# Records for processing:
"""

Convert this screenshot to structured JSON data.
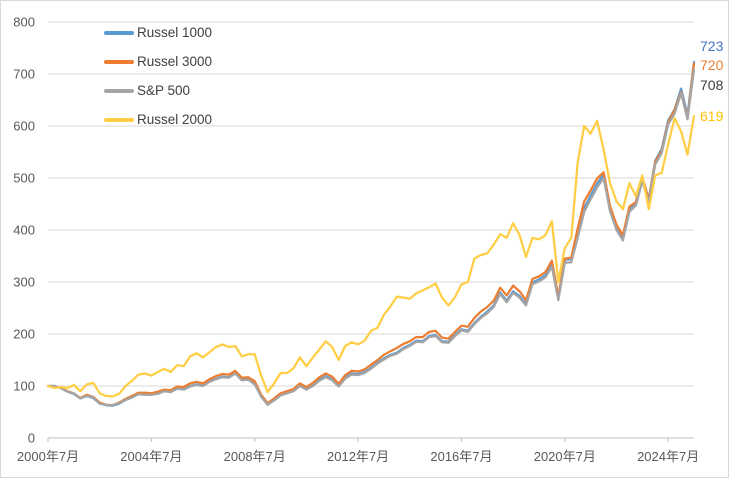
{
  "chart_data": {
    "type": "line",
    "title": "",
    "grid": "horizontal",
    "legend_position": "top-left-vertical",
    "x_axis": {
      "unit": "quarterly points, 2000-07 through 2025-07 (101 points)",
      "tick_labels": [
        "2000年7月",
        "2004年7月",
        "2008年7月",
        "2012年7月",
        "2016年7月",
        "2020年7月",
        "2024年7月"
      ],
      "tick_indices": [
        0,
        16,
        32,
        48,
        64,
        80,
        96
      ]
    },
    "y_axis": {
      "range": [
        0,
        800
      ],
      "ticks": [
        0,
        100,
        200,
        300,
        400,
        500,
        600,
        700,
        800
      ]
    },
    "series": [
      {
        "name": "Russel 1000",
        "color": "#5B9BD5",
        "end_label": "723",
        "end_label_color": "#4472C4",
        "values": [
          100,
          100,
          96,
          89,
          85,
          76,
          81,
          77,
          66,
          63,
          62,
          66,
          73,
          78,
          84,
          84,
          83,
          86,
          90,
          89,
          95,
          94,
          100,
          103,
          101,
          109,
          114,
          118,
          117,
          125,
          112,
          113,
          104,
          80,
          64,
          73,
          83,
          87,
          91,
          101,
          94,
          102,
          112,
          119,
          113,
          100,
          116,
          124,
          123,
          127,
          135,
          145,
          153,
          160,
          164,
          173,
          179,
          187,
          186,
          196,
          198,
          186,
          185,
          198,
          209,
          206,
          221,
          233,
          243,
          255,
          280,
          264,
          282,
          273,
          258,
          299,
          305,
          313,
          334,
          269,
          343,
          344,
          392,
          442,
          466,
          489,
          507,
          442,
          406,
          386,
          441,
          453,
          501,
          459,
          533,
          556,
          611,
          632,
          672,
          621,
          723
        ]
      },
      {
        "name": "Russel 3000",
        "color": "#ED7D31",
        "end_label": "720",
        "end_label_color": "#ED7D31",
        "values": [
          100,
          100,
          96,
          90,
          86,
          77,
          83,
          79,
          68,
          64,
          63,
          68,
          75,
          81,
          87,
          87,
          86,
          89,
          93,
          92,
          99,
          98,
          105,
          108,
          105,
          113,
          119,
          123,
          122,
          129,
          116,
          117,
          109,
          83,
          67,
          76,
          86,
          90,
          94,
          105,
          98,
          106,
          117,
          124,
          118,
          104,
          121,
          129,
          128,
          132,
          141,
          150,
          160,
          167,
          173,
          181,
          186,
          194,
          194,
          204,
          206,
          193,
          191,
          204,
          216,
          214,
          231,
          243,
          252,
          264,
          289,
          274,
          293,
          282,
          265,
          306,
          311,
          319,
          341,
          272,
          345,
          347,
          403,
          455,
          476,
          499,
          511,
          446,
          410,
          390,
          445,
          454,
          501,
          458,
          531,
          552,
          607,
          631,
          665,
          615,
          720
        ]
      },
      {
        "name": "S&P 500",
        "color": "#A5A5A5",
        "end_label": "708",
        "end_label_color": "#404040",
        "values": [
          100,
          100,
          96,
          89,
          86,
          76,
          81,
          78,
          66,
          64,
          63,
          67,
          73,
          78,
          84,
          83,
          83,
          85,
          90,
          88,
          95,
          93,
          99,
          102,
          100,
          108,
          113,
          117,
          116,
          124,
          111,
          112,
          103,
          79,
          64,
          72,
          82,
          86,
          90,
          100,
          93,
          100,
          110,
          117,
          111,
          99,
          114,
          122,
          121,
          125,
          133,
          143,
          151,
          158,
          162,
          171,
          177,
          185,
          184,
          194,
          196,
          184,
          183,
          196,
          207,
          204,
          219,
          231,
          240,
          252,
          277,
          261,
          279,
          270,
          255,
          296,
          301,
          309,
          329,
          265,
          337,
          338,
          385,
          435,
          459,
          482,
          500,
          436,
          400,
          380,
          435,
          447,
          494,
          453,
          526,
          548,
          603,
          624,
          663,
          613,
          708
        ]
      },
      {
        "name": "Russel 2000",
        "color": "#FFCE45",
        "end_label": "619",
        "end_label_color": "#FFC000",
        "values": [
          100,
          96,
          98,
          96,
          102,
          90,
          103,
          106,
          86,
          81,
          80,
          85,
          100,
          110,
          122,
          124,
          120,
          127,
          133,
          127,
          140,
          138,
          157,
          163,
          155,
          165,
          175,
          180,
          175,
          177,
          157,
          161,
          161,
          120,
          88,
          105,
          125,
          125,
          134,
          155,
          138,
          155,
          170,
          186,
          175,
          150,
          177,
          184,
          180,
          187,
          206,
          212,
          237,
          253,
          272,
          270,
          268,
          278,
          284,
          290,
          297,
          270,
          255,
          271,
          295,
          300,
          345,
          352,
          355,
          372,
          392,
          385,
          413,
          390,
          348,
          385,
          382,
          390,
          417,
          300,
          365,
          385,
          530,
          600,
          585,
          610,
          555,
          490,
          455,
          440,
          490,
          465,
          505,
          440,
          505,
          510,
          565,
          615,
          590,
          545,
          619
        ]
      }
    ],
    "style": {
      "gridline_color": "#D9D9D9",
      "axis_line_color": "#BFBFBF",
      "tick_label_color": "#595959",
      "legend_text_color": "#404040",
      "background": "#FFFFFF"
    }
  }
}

"""

# Directive:
Quote the material in full and exactly; do not carry over its pictures.

# Exercise output:
Convert this screenshot to structured JSON data.
{
  "chart_data": {
    "type": "line",
    "title": "",
    "grid": "horizontal",
    "legend_position": "top-left-vertical",
    "x_axis": {
      "unit": "quarterly points, 2000-07 through 2025-07 (101 points)",
      "tick_labels": [
        "2000年7月",
        "2004年7月",
        "2008年7月",
        "2012年7月",
        "2016年7月",
        "2020年7月",
        "2024年7月"
      ],
      "tick_indices": [
        0,
        16,
        32,
        48,
        64,
        80,
        96
      ]
    },
    "y_axis": {
      "range": [
        0,
        800
      ],
      "ticks": [
        0,
        100,
        200,
        300,
        400,
        500,
        600,
        700,
        800
      ]
    },
    "series": [
      {
        "name": "Russel 1000",
        "color": "#5B9BD5",
        "end_label": "723",
        "end_label_color": "#4472C4",
        "values": [
          100,
          100,
          96,
          89,
          85,
          76,
          81,
          77,
          66,
          63,
          62,
          66,
          73,
          78,
          84,
          84,
          83,
          86,
          90,
          89,
          95,
          94,
          100,
          103,
          101,
          109,
          114,
          118,
          117,
          125,
          112,
          113,
          104,
          80,
          64,
          73,
          83,
          87,
          91,
          101,
          94,
          102,
          112,
          119,
          113,
          100,
          116,
          124,
          123,
          127,
          135,
          145,
          153,
          160,
          164,
          173,
          179,
          187,
          186,
          196,
          198,
          186,
          185,
          198,
          209,
          206,
          221,
          233,
          243,
          255,
          280,
          264,
          282,
          273,
          258,
          299,
          305,
          313,
          334,
          269,
          343,
          344,
          392,
          442,
          466,
          489,
          507,
          442,
          406,
          386,
          441,
          453,
          501,
          459,
          533,
          556,
          611,
          632,
          672,
          621,
          723
        ]
      },
      {
        "name": "Russel 3000",
        "color": "#ED7D31",
        "end_label": "720",
        "end_label_color": "#ED7D31",
        "values": [
          100,
          100,
          96,
          90,
          86,
          77,
          83,
          79,
          68,
          64,
          63,
          68,
          75,
          81,
          87,
          87,
          86,
          89,
          93,
          92,
          99,
          98,
          105,
          108,
          105,
          113,
          119,
          123,
          122,
          129,
          116,
          117,
          109,
          83,
          67,
          76,
          86,
          90,
          94,
          105,
          98,
          106,
          117,
          124,
          118,
          104,
          121,
          129,
          128,
          132,
          141,
          150,
          160,
          167,
          173,
          181,
          186,
          194,
          194,
          204,
          206,
          193,
          191,
          204,
          216,
          214,
          231,
          243,
          252,
          264,
          289,
          274,
          293,
          282,
          265,
          306,
          311,
          319,
          341,
          272,
          345,
          347,
          403,
          455,
          476,
          499,
          511,
          446,
          410,
          390,
          445,
          454,
          501,
          458,
          531,
          552,
          607,
          631,
          665,
          615,
          720
        ]
      },
      {
        "name": "S&P 500",
        "color": "#A5A5A5",
        "end_label": "708",
        "end_label_color": "#404040",
        "values": [
          100,
          100,
          96,
          89,
          86,
          76,
          81,
          78,
          66,
          64,
          63,
          67,
          73,
          78,
          84,
          83,
          83,
          85,
          90,
          88,
          95,
          93,
          99,
          102,
          100,
          108,
          113,
          117,
          116,
          124,
          111,
          112,
          103,
          79,
          64,
          72,
          82,
          86,
          90,
          100,
          93,
          100,
          110,
          117,
          111,
          99,
          114,
          122,
          121,
          125,
          133,
          143,
          151,
          158,
          162,
          171,
          177,
          185,
          184,
          194,
          196,
          184,
          183,
          196,
          207,
          204,
          219,
          231,
          240,
          252,
          277,
          261,
          279,
          270,
          255,
          296,
          301,
          309,
          329,
          265,
          337,
          338,
          385,
          435,
          459,
          482,
          500,
          436,
          400,
          380,
          435,
          447,
          494,
          453,
          526,
          548,
          603,
          624,
          663,
          613,
          708
        ]
      },
      {
        "name": "Russel 2000",
        "color": "#FFCE45",
        "end_label": "619",
        "end_label_color": "#FFC000",
        "values": [
          100,
          96,
          98,
          96,
          102,
          90,
          103,
          106,
          86,
          81,
          80,
          85,
          100,
          110,
          122,
          124,
          120,
          127,
          133,
          127,
          140,
          138,
          157,
          163,
          155,
          165,
          175,
          180,
          175,
          177,
          157,
          161,
          161,
          120,
          88,
          105,
          125,
          125,
          134,
          155,
          138,
          155,
          170,
          186,
          175,
          150,
          177,
          184,
          180,
          187,
          206,
          212,
          237,
          253,
          272,
          270,
          268,
          278,
          284,
          290,
          297,
          270,
          255,
          271,
          295,
          300,
          345,
          352,
          355,
          372,
          392,
          385,
          413,
          390,
          348,
          385,
          382,
          390,
          417,
          300,
          365,
          385,
          530,
          600,
          585,
          610,
          555,
          490,
          455,
          440,
          490,
          465,
          505,
          440,
          505,
          510,
          565,
          615,
          590,
          545,
          619
        ]
      }
    ],
    "style": {
      "gridline_color": "#D9D9D9",
      "axis_line_color": "#BFBFBF",
      "tick_label_color": "#595959",
      "legend_text_color": "#404040",
      "background": "#FFFFFF"
    }
  }
}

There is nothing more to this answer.